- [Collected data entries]
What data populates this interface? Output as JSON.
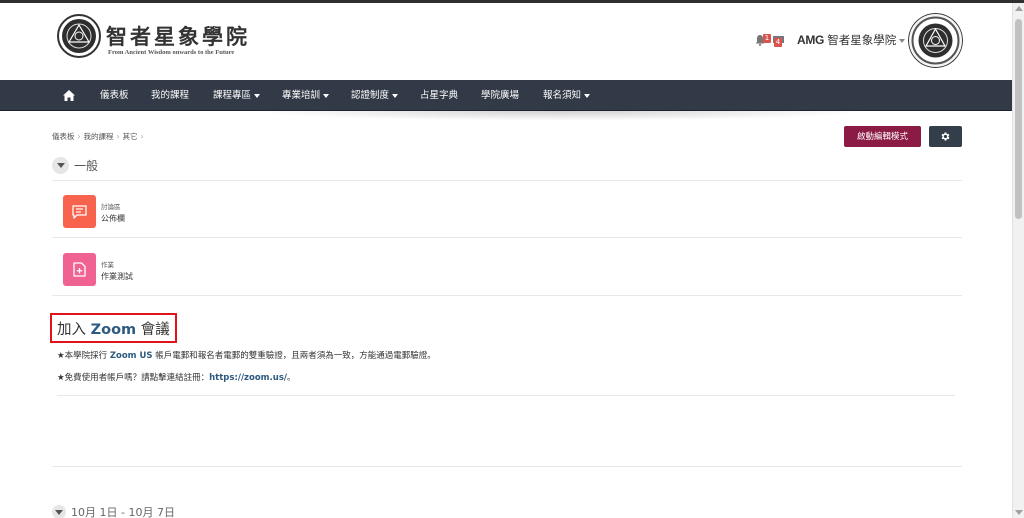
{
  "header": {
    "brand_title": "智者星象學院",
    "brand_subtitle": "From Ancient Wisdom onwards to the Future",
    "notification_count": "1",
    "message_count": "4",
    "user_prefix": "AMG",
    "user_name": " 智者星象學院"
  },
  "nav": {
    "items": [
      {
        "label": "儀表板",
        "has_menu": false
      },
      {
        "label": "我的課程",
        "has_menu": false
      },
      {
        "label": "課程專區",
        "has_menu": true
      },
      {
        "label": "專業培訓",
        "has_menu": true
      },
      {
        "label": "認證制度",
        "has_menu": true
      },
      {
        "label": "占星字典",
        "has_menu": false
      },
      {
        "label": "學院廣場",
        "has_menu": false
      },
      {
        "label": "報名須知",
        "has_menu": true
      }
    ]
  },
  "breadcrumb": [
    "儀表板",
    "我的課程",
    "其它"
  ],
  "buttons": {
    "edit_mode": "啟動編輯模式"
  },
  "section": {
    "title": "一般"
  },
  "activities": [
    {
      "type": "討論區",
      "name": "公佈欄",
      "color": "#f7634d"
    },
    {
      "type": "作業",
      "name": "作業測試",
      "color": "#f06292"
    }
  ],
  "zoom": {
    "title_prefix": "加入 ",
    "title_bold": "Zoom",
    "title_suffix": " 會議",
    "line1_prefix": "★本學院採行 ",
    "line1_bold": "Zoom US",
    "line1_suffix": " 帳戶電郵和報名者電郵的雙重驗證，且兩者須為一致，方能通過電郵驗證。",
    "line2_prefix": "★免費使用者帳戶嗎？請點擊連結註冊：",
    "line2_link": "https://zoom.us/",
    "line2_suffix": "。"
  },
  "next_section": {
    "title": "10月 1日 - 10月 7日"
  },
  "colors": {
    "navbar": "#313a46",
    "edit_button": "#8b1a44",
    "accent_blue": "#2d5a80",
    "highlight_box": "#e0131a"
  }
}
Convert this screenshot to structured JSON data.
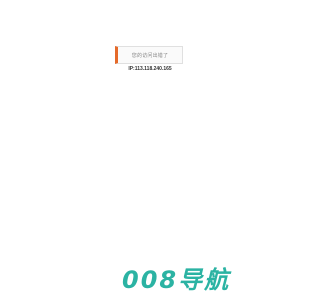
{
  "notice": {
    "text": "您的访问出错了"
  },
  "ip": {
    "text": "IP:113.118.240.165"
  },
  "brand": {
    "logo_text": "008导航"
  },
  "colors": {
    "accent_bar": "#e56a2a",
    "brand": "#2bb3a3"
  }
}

- [REQUIRED TASK]
Print all the records again exactly; do not include any picture.

- [COMPLETE RESPONSE]
What data populates this interface? Output as JSON.
{
  "header": {
    "brand_title": "智者星象學院",
    "brand_subtitle": "From Ancient Wisdom onwards to the Future",
    "notification_count": "1",
    "message_count": "4",
    "user_prefix": "AMG",
    "user_name": " 智者星象學院"
  },
  "nav": {
    "items": [
      {
        "label": "儀表板",
        "has_menu": false
      },
      {
        "label": "我的課程",
        "has_menu": false
      },
      {
        "label": "課程專區",
        "has_menu": true
      },
      {
        "label": "專業培訓",
        "has_menu": true
      },
      {
        "label": "認證制度",
        "has_menu": true
      },
      {
        "label": "占星字典",
        "has_menu": false
      },
      {
        "label": "學院廣場",
        "has_menu": false
      },
      {
        "label": "報名須知",
        "has_menu": true
      }
    ]
  },
  "breadcrumb": [
    "儀表板",
    "我的課程",
    "其它"
  ],
  "buttons": {
    "edit_mode": "啟動編輯模式"
  },
  "section": {
    "title": "一般"
  },
  "activities": [
    {
      "type": "討論區",
      "name": "公佈欄",
      "color": "#f7634d"
    },
    {
      "type": "作業",
      "name": "作業測試",
      "color": "#f06292"
    }
  ],
  "zoom": {
    "title_prefix": "加入 ",
    "title_bold": "Zoom",
    "title_suffix": " 會議",
    "line1_prefix": "★本學院採行 ",
    "line1_bold": "Zoom US",
    "line1_suffix": " 帳戶電郵和報名者電郵的雙重驗證，且兩者須為一致，方能通過電郵驗證。",
    "line2_prefix": "★免費使用者帳戶嗎？請點擊連結註冊：",
    "line2_link": "https://zoom.us/",
    "line2_suffix": "。"
  },
  "next_section": {
    "title": "10月 1日 - 10月 7日"
  },
  "colors": {
    "navbar": "#313a46",
    "edit_button": "#8b1a44",
    "accent_blue": "#2d5a80",
    "highlight_box": "#e0131a"
  }
}
Convert this screenshot to structured JSON data.
{
  "notice": {
    "text": "您的访问出错了"
  },
  "ip": {
    "text": "IP:113.118.240.165"
  },
  "brand": {
    "logo_text": "008导航"
  },
  "colors": {
    "accent_bar": "#e56a2a",
    "brand": "#2bb3a3"
  }
}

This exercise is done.